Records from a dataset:
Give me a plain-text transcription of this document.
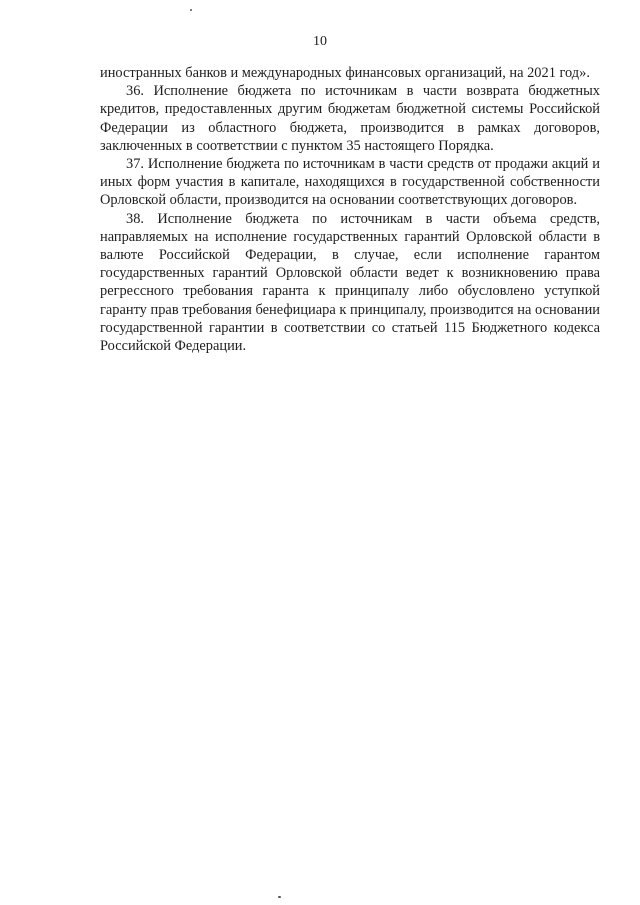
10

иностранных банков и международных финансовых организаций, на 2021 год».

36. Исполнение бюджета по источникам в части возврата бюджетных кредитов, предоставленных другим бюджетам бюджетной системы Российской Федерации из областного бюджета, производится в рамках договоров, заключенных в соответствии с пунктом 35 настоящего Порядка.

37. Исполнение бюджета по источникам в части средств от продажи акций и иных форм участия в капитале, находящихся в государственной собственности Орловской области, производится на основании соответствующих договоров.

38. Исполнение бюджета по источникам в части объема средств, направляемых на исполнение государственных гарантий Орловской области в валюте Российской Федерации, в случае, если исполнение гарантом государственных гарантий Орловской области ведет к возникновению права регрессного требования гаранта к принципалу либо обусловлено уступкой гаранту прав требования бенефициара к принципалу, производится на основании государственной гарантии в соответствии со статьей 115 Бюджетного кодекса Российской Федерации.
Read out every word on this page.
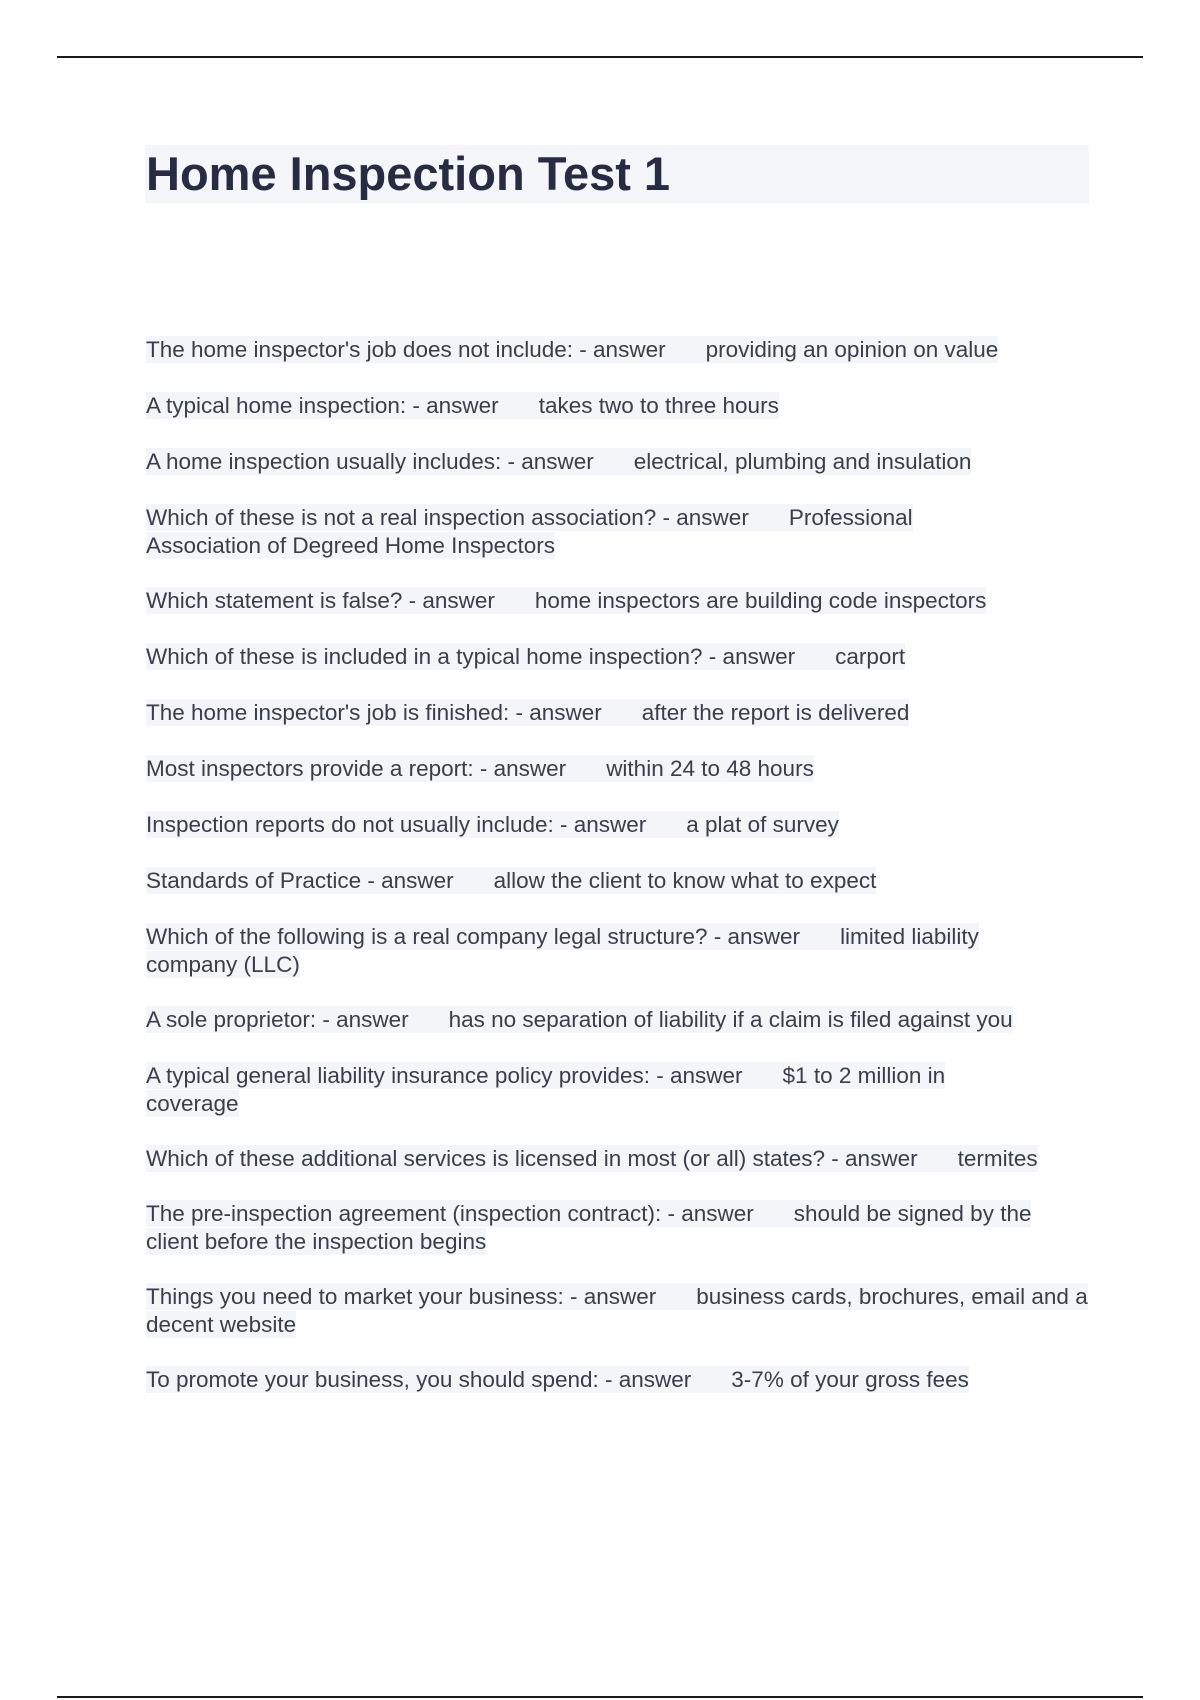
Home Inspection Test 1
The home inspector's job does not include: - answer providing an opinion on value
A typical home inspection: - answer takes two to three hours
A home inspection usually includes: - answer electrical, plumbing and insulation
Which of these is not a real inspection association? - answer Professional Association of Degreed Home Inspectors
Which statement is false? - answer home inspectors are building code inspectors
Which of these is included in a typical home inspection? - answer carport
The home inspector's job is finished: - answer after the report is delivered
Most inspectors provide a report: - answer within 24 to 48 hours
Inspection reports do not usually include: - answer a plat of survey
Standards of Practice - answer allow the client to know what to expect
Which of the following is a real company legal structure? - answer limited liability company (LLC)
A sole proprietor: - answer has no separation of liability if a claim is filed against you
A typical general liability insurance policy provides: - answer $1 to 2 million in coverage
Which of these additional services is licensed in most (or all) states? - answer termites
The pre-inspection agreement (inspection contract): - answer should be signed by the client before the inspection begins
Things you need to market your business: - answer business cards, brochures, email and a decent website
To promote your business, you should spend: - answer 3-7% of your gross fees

Objective: From the records above, pull out every line containing the word "this".

Answer below:
Give me a plain-text transcription of this document.
Read out every word on this page.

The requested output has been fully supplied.